◆ Given problem
Give only the number of lines in the listing below where the string "JSON" occurs.

◆ Stored data
* * * * * * * * *

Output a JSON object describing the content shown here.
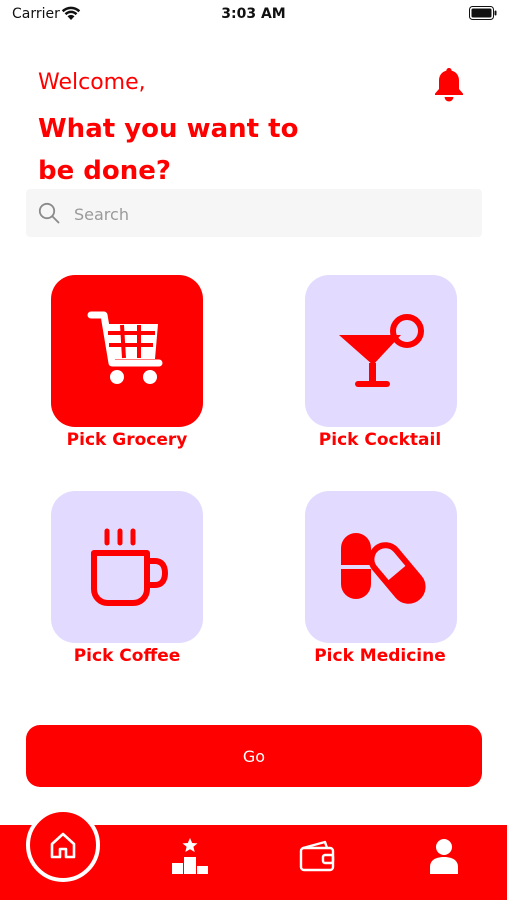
{
  "status_bar": {
    "carrier": "Carrier",
    "time": "3:03 AM"
  },
  "header": {
    "welcome": "Welcome,",
    "title": "What you want to be done?",
    "notification_icon": "bell-icon"
  },
  "search": {
    "placeholder": "Search",
    "value": ""
  },
  "services": [
    {
      "label": "Pick Grocery",
      "icon": "shopping-cart-icon",
      "selected": true
    },
    {
      "label": "Pick Cocktail",
      "icon": "cocktail-icon",
      "selected": false
    },
    {
      "label": "Pick Coffee",
      "icon": "coffee-cup-icon",
      "selected": false
    },
    {
      "label": "Pick Medicine",
      "icon": "pills-icon",
      "selected": false
    }
  ],
  "go_button": {
    "label": "Go"
  },
  "bottom_nav": {
    "items": [
      {
        "icon": "home-icon",
        "active": true
      },
      {
        "icon": "leaderboard-icon",
        "active": false
      },
      {
        "icon": "wallet-icon",
        "active": false
      },
      {
        "icon": "profile-icon",
        "active": false
      }
    ]
  },
  "colors": {
    "accent": "#ff0000",
    "tile_inactive": "#e2dbff",
    "search_background": "#f6f6f6"
  }
}
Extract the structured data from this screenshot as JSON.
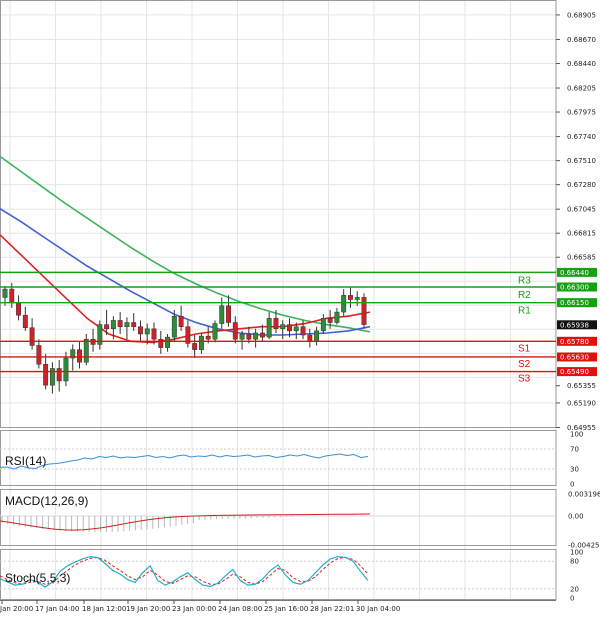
{
  "chart_data": {
    "type": "candlestick",
    "colors": {
      "up": "#2e8b3a",
      "down": "#d0202a",
      "grid": "#e6e6e6",
      "resistance": "#16a016",
      "support": "#e01010",
      "ma_fast": "#e02020",
      "ma_mid": "#4060d0",
      "ma_slow": "#3cb45a",
      "rsi": "#3b8fd8",
      "macd": "#d02020",
      "stoch_main": "#20b0c8",
      "stoch_signal": "#e02020"
    },
    "price_axis": {
      "ylim": [
        0.6495,
        0.69
      ],
      "ticks": [
        "0.68905",
        "0.68670",
        "0.68440",
        "0.68205",
        "0.67975",
        "0.67740",
        "0.67510",
        "0.67280",
        "0.67045",
        "0.66815",
        "0.66585",
        "0.65355",
        "0.65190",
        "0.64955"
      ]
    },
    "levels": [
      {
        "name": "R3",
        "value": 0.6644,
        "label": "0.66440",
        "kind": "resistance"
      },
      {
        "name": "R2",
        "value": 0.663,
        "label": "0.66300",
        "kind": "resistance"
      },
      {
        "name": "R1",
        "value": 0.6615,
        "label": "0.66150",
        "kind": "resistance"
      },
      {
        "name": "S1",
        "value": 0.6578,
        "label": "0.65780",
        "kind": "support"
      },
      {
        "name": "S2",
        "value": 0.6563,
        "label": "0.65630",
        "kind": "support"
      },
      {
        "name": "S3",
        "value": 0.6549,
        "label": "0.65490",
        "kind": "support"
      }
    ],
    "current_price": {
      "value": 0.65938,
      "label": "0.65938"
    },
    "x_labels": [
      "Jan 20:00",
      "17 Jan 04:00",
      "18 Jan 12:00",
      "19 Jan 20:00",
      "23 Jan 00:00",
      "24 Jan 08:00",
      "25 Jan 16:00",
      "28 Jan 22:01",
      "30 Jan 04:00"
    ],
    "candles": [
      [
        0.662,
        0.6631,
        0.6612,
        0.6628
      ],
      [
        0.6628,
        0.6634,
        0.661,
        0.6615
      ],
      [
        0.6615,
        0.6622,
        0.6598,
        0.6603
      ],
      [
        0.6603,
        0.6611,
        0.6588,
        0.6591
      ],
      [
        0.6591,
        0.66,
        0.657,
        0.6574
      ],
      [
        0.6574,
        0.658,
        0.6552,
        0.6556
      ],
      [
        0.6556,
        0.6566,
        0.6532,
        0.6536
      ],
      [
        0.6536,
        0.6558,
        0.6528,
        0.6552
      ],
      [
        0.6552,
        0.656,
        0.653,
        0.654
      ],
      [
        0.654,
        0.6568,
        0.6535,
        0.6562
      ],
      [
        0.6562,
        0.6575,
        0.655,
        0.657
      ],
      [
        0.657,
        0.6578,
        0.6552,
        0.6558
      ],
      [
        0.6558,
        0.6585,
        0.6555,
        0.658
      ],
      [
        0.658,
        0.659,
        0.6568,
        0.6575
      ],
      [
        0.6575,
        0.6598,
        0.657,
        0.6594
      ],
      [
        0.6594,
        0.6608,
        0.6584,
        0.659
      ],
      [
        0.659,
        0.6602,
        0.658,
        0.6598
      ],
      [
        0.6598,
        0.6606,
        0.6585,
        0.6592
      ],
      [
        0.6592,
        0.6601,
        0.658,
        0.6596
      ],
      [
        0.6596,
        0.6605,
        0.6588,
        0.6592
      ],
      [
        0.6592,
        0.6598,
        0.6578,
        0.6585
      ],
      [
        0.6585,
        0.6595,
        0.6575,
        0.659
      ],
      [
        0.659,
        0.6596,
        0.6575,
        0.658
      ],
      [
        0.658,
        0.6588,
        0.6566,
        0.6572
      ],
      [
        0.6572,
        0.6585,
        0.6568,
        0.6582
      ],
      [
        0.6582,
        0.6608,
        0.6578,
        0.6602
      ],
      [
        0.6602,
        0.6612,
        0.6588,
        0.6592
      ],
      [
        0.6592,
        0.6598,
        0.6572,
        0.6576
      ],
      [
        0.6576,
        0.6584,
        0.6562,
        0.657
      ],
      [
        0.657,
        0.6586,
        0.6566,
        0.6583
      ],
      [
        0.6583,
        0.6592,
        0.6576,
        0.658
      ],
      [
        0.658,
        0.6598,
        0.6577,
        0.6595
      ],
      [
        0.6595,
        0.662,
        0.659,
        0.6612
      ],
      [
        0.6612,
        0.6622,
        0.6592,
        0.6596
      ],
      [
        0.6596,
        0.6602,
        0.6576,
        0.658
      ],
      [
        0.658,
        0.6588,
        0.657,
        0.6585
      ],
      [
        0.6585,
        0.6592,
        0.6576,
        0.658
      ],
      [
        0.658,
        0.659,
        0.6572,
        0.6586
      ],
      [
        0.6586,
        0.6594,
        0.6578,
        0.6582
      ],
      [
        0.6582,
        0.6606,
        0.658,
        0.66
      ],
      [
        0.66,
        0.6608,
        0.6586,
        0.659
      ],
      [
        0.659,
        0.6598,
        0.658,
        0.6594
      ],
      [
        0.6594,
        0.66,
        0.6582,
        0.6588
      ],
      [
        0.6588,
        0.6596,
        0.658,
        0.6592
      ],
      [
        0.6592,
        0.6598,
        0.658,
        0.6584
      ],
      [
        0.6584,
        0.659,
        0.6572,
        0.6578
      ],
      [
        0.6578,
        0.6592,
        0.6574,
        0.6588
      ],
      [
        0.6588,
        0.6604,
        0.6585,
        0.66
      ],
      [
        0.66,
        0.6608,
        0.659,
        0.6596
      ],
      [
        0.6596,
        0.661,
        0.6594,
        0.6606
      ],
      [
        0.6606,
        0.6628,
        0.6602,
        0.6622
      ],
      [
        0.6622,
        0.663,
        0.661,
        0.6618
      ],
      [
        0.6618,
        0.6626,
        0.6612,
        0.662
      ],
      [
        0.662,
        0.6624,
        0.659,
        0.6594
      ]
    ],
    "ma_fast": [
      0.668,
      0.666,
      0.664,
      0.662,
      0.66,
      0.6585,
      0.6578,
      0.6577,
      0.658,
      0.6585,
      0.6588,
      0.659,
      0.6592,
      0.6592,
      0.6595,
      0.66,
      0.6602,
      0.6606
    ],
    "ma_mid": [
      0.6705,
      0.6692,
      0.6678,
      0.6664,
      0.665,
      0.6638,
      0.6626,
      0.6615,
      0.6604,
      0.6596,
      0.659,
      0.6586,
      0.6584,
      0.6584,
      0.6585,
      0.6586,
      0.6588,
      0.6592
    ],
    "ma_slow": [
      0.6755,
      0.674,
      0.6725,
      0.671,
      0.6696,
      0.6682,
      0.6668,
      0.6655,
      0.6643,
      0.6633,
      0.6624,
      0.6616,
      0.6609,
      0.6603,
      0.6598,
      0.6594,
      0.6591,
      0.6587
    ],
    "rsi": {
      "label": "RSI(14)",
      "ticks": [
        "100",
        "70",
        "30",
        "0"
      ],
      "values": [
        33,
        34,
        30,
        36,
        32,
        31,
        37,
        40,
        41,
        43,
        46,
        48,
        52,
        50,
        55,
        53,
        56,
        52,
        54,
        53,
        55,
        57,
        53,
        55,
        52,
        56,
        58,
        54,
        56,
        55,
        58,
        54,
        57,
        55,
        56,
        58,
        54,
        56,
        57,
        53,
        55,
        58,
        56,
        59,
        55,
        52,
        56,
        58,
        60,
        57,
        59,
        53,
        55
      ]
    },
    "macd": {
      "label": "MACD(12,26,9)",
      "ticks": [
        "0.003196",
        "0.00",
        "-0.004255"
      ]
    },
    "stoch": {
      "label": "Stoch(5,5,3)",
      "ticks": [
        "100",
        "80",
        "20",
        "0"
      ],
      "main": [
        42,
        35,
        28,
        30,
        40,
        35,
        24,
        35,
        58,
        70,
        78,
        85,
        90,
        88,
        75,
        60,
        52,
        40,
        34,
        55,
        70,
        38,
        28,
        35,
        46,
        55,
        40,
        28,
        25,
        32,
        48,
        62,
        38,
        28,
        30,
        42,
        60,
        72,
        50,
        34,
        30,
        38,
        55,
        72,
        85,
        90,
        88,
        80,
        58,
        38
      ],
      "signal": [
        48,
        40,
        33,
        30,
        34,
        36,
        30,
        32,
        48,
        60,
        72,
        80,
        86,
        88,
        82,
        70,
        60,
        48,
        40,
        46,
        60,
        50,
        36,
        32,
        40,
        48,
        46,
        36,
        30,
        30,
        40,
        52,
        46,
        34,
        30,
        36,
        50,
        64,
        60,
        44,
        36,
        36,
        46,
        62,
        76,
        86,
        88,
        84,
        70,
        52
      ]
    }
  }
}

* * * * * * * * *

◆ Task response
2